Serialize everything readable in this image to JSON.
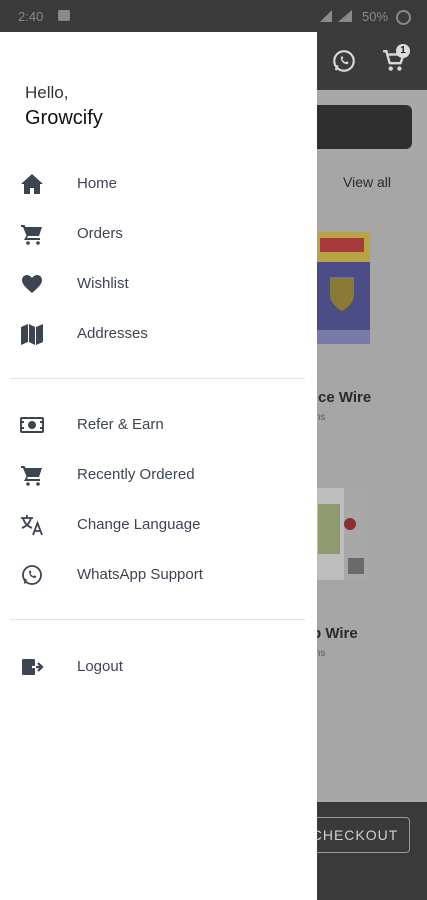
{
  "status_bar": {
    "time": "2:40",
    "battery": "50%"
  },
  "app_bar": {
    "cart_count": "1"
  },
  "background": {
    "view_all": "View all",
    "products": [
      {
        "name_fragment": "ce Wire",
        "sub_fragment": "ms"
      },
      {
        "name_fragment": "b Wire",
        "sub_fragment": "ms"
      }
    ],
    "checkout_label": "CHECKOUT"
  },
  "drawer": {
    "greeting": "Hello,",
    "username": "Growcify",
    "primary_items": [
      {
        "label": "Home",
        "icon": "home-icon"
      },
      {
        "label": "Orders",
        "icon": "cart-icon"
      },
      {
        "label": "Wishlist",
        "icon": "heart-icon"
      },
      {
        "label": "Addresses",
        "icon": "map-icon"
      }
    ],
    "secondary_items": [
      {
        "label": "Refer & Earn",
        "icon": "money-icon"
      },
      {
        "label": "Recently Ordered",
        "icon": "cart-icon"
      },
      {
        "label": "Change Language",
        "icon": "translate-icon"
      },
      {
        "label": "WhatsApp Support",
        "icon": "whatsapp-icon"
      }
    ],
    "logout_item": {
      "label": "Logout",
      "icon": "logout-icon"
    }
  }
}
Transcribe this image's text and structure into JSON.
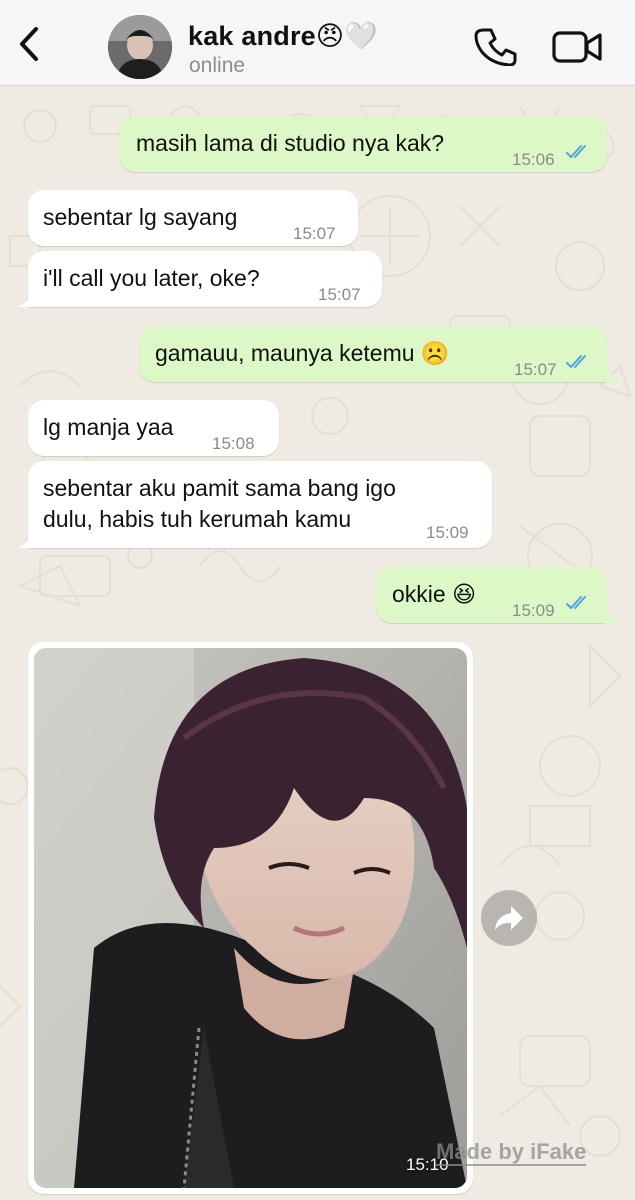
{
  "header": {
    "contact_name": "kak andre😠🤍",
    "status": "online"
  },
  "messages": [
    {
      "direction": "out",
      "text": "masih lama di studio nya kak?",
      "time": "15:06",
      "read": true
    },
    {
      "direction": "in",
      "text": "sebentar lg sayang",
      "time": "15:07"
    },
    {
      "direction": "in",
      "text": "i'll call you later, oke?",
      "time": "15:07"
    },
    {
      "direction": "out",
      "text": "gamauu, maunya ketemu ☹️",
      "time": "15:07",
      "read": true
    },
    {
      "direction": "in",
      "text": "lg manja yaa",
      "time": "15:08"
    },
    {
      "direction": "in",
      "text_line1": "sebentar aku pamit sama bang igo",
      "text_line2": "dulu, habis tuh kerumah kamu",
      "time": "15:09"
    },
    {
      "direction": "out",
      "text": "okkie 😆",
      "time": "15:09",
      "read": true
    },
    {
      "direction": "in",
      "type": "photo",
      "time": "15:10"
    }
  ],
  "watermark": "Made by iFake",
  "colors": {
    "outgoing_bubble": "#dcf8c6",
    "incoming_bubble": "#ffffff",
    "read_ticks": "#4fa3e0",
    "background": "#efeae2"
  },
  "icons": {
    "back": "chevron-left-icon",
    "call": "phone-icon",
    "video": "video-camera-icon",
    "forward": "share-forward-icon"
  }
}
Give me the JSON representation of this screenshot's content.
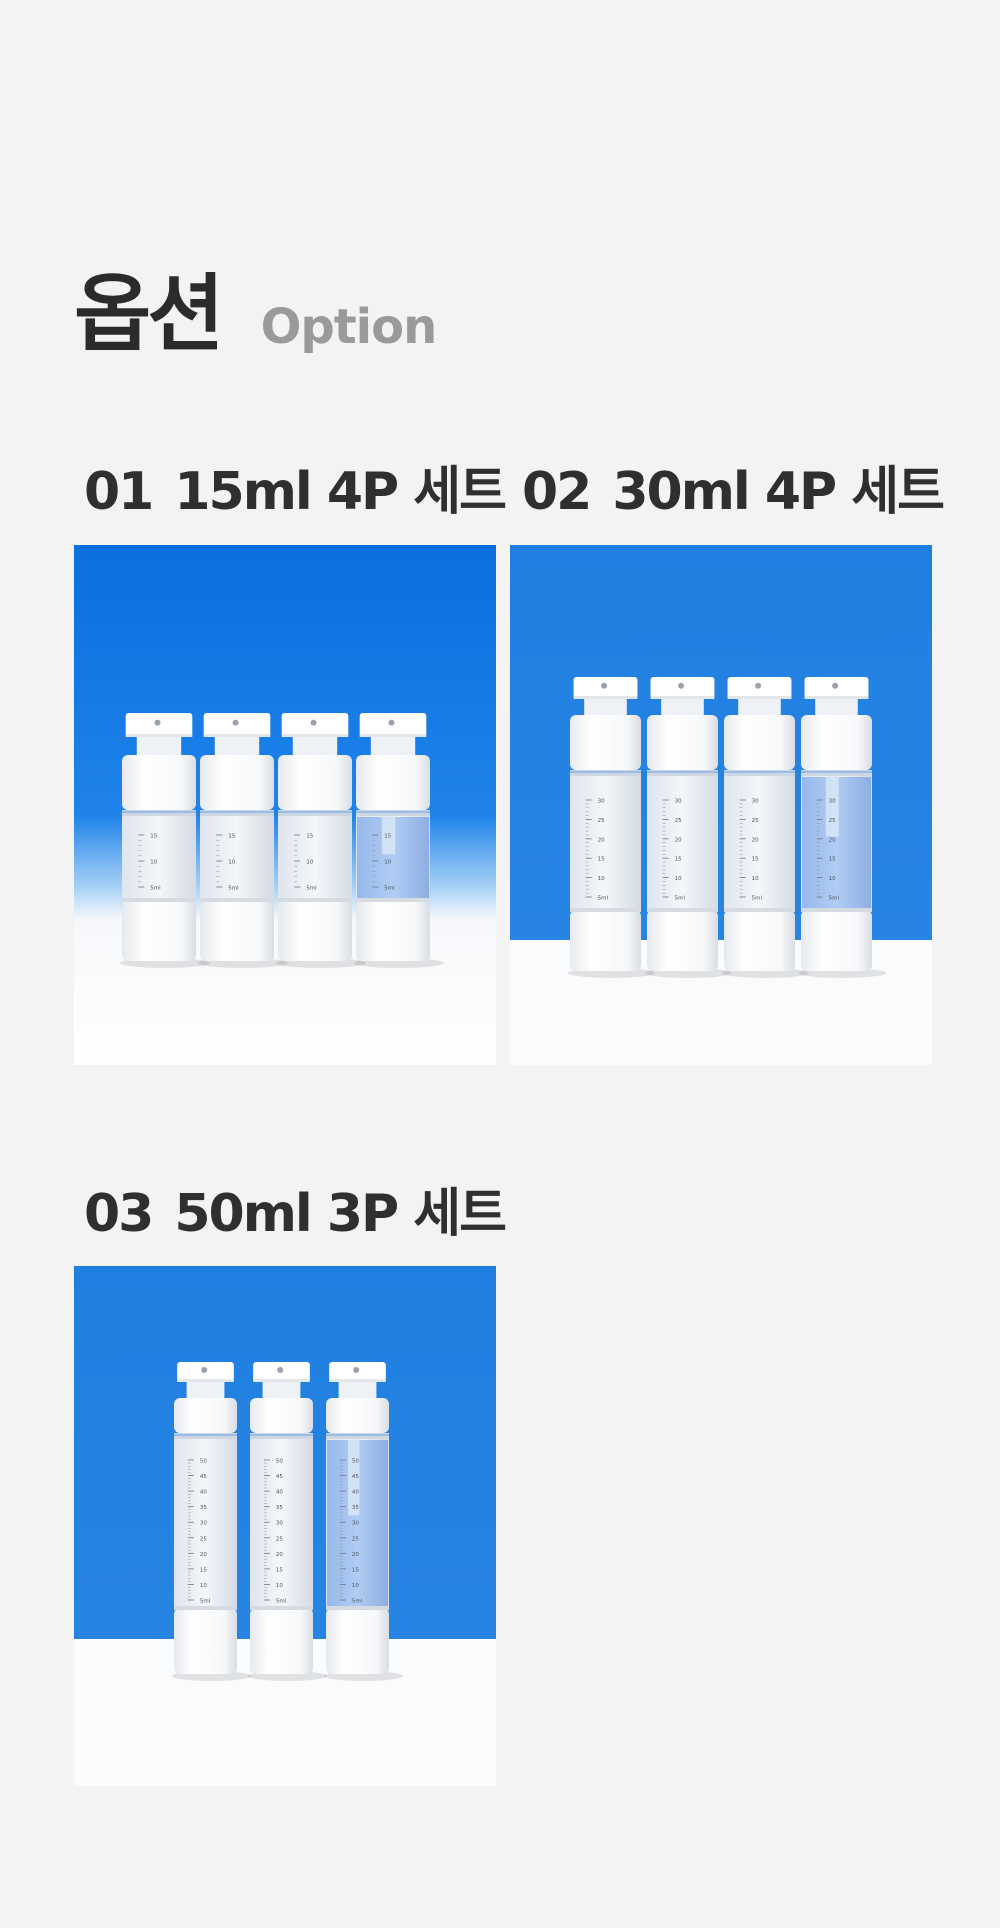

Exercise —
Scan the material for lines with the word "JSON", and copy each line you find.

Solution to this exercise —
Serialize everything readable in this image to JSON.
Transcribe this image's text and structure into JSON.
Give me the JSON representation of this screenshot's content.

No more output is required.